■ **TO BE DONE**
Copy every line of the data in which the word "percent" occurs.

Stored data:
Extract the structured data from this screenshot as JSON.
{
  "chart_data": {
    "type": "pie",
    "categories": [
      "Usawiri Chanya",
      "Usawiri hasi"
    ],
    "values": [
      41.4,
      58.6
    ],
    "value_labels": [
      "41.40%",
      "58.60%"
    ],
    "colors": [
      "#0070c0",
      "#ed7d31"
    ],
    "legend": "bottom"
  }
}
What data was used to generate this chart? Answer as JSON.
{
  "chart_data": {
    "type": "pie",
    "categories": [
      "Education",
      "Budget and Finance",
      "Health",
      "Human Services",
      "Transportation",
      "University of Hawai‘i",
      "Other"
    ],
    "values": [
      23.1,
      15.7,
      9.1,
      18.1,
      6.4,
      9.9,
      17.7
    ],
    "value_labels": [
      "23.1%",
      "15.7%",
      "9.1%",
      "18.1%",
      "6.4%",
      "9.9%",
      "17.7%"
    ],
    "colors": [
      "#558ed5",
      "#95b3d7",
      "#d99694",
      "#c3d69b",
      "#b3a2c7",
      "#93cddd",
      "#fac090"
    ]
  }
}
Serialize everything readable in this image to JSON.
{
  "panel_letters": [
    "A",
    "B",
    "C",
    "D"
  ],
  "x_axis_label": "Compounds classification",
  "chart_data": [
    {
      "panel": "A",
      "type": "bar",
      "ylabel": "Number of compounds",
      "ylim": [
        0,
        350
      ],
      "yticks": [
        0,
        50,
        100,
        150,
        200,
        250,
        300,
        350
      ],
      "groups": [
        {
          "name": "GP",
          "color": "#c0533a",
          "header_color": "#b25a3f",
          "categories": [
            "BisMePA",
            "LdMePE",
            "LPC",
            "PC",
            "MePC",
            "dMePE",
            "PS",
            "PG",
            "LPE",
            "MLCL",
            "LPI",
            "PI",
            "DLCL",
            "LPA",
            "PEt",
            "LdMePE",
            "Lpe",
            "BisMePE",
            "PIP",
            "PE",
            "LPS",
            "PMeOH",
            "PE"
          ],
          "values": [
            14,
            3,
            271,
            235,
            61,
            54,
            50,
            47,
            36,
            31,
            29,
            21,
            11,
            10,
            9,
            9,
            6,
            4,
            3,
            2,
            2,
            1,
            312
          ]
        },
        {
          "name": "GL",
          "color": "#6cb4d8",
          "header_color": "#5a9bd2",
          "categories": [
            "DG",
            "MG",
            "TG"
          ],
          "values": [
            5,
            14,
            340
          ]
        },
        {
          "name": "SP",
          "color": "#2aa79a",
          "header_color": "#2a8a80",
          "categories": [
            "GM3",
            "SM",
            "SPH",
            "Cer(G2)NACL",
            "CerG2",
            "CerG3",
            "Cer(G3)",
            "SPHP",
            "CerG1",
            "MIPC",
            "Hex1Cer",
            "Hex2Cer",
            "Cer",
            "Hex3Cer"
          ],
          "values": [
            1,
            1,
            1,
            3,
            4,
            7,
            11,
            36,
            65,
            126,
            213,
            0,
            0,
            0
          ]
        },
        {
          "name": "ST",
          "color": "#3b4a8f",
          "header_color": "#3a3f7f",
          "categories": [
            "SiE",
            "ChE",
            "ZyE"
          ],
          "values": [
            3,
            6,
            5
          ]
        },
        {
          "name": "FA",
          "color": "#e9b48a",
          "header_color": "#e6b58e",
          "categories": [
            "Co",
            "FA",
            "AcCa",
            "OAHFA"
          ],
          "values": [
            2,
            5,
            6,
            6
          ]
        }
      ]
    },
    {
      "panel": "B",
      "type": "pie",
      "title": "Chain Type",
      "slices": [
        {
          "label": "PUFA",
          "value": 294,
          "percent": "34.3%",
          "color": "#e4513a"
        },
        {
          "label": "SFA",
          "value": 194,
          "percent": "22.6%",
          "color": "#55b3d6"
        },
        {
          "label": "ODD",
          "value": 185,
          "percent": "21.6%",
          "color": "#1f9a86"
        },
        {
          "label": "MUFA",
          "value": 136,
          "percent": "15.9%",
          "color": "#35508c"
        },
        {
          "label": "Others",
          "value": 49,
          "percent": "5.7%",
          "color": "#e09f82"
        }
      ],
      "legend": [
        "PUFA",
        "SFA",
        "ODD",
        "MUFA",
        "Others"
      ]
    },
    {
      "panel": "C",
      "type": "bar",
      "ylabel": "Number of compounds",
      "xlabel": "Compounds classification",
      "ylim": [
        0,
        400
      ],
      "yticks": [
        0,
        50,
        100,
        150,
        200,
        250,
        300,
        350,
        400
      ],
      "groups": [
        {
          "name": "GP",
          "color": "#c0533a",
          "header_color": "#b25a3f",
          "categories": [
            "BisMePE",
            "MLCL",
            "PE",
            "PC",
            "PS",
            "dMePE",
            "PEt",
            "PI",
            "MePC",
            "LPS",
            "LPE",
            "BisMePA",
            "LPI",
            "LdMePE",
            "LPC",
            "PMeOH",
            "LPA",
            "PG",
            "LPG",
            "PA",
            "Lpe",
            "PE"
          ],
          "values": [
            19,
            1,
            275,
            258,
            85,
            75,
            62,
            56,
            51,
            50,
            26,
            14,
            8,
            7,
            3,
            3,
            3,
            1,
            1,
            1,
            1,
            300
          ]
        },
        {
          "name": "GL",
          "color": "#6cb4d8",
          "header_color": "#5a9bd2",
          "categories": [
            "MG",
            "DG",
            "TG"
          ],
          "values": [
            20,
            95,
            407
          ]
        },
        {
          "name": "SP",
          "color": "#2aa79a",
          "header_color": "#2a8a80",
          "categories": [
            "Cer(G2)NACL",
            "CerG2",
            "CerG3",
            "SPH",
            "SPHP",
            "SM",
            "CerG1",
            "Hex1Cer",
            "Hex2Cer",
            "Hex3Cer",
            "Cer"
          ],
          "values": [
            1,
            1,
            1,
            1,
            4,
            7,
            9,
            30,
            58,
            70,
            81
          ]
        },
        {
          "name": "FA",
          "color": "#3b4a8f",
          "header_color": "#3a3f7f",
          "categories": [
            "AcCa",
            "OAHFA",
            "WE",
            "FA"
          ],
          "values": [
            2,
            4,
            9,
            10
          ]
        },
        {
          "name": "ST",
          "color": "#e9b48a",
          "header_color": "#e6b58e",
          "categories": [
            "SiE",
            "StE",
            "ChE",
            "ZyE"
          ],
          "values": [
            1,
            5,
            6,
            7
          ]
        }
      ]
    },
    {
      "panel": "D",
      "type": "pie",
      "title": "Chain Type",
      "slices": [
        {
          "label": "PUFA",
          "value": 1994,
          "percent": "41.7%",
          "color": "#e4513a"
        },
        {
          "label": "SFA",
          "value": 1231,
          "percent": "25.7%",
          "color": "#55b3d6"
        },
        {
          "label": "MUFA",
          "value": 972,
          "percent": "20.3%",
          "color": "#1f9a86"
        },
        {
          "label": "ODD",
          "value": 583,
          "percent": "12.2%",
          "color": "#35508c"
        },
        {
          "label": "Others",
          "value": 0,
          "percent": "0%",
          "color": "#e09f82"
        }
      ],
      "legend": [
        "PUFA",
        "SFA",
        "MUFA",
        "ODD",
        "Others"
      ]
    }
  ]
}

■ **SOLUTION FOR THIS TASK**
          "percent": "34.3%",
          "percent": "22.6%",
          "percent": "21.6%",
          "percent": "15.9%",
          "percent": "5.7%",
          "percent": "41.7%",
          "percent": "25.7%",
          "percent": "20.3%",
          "percent": "12.2%",
          "percent": "0%",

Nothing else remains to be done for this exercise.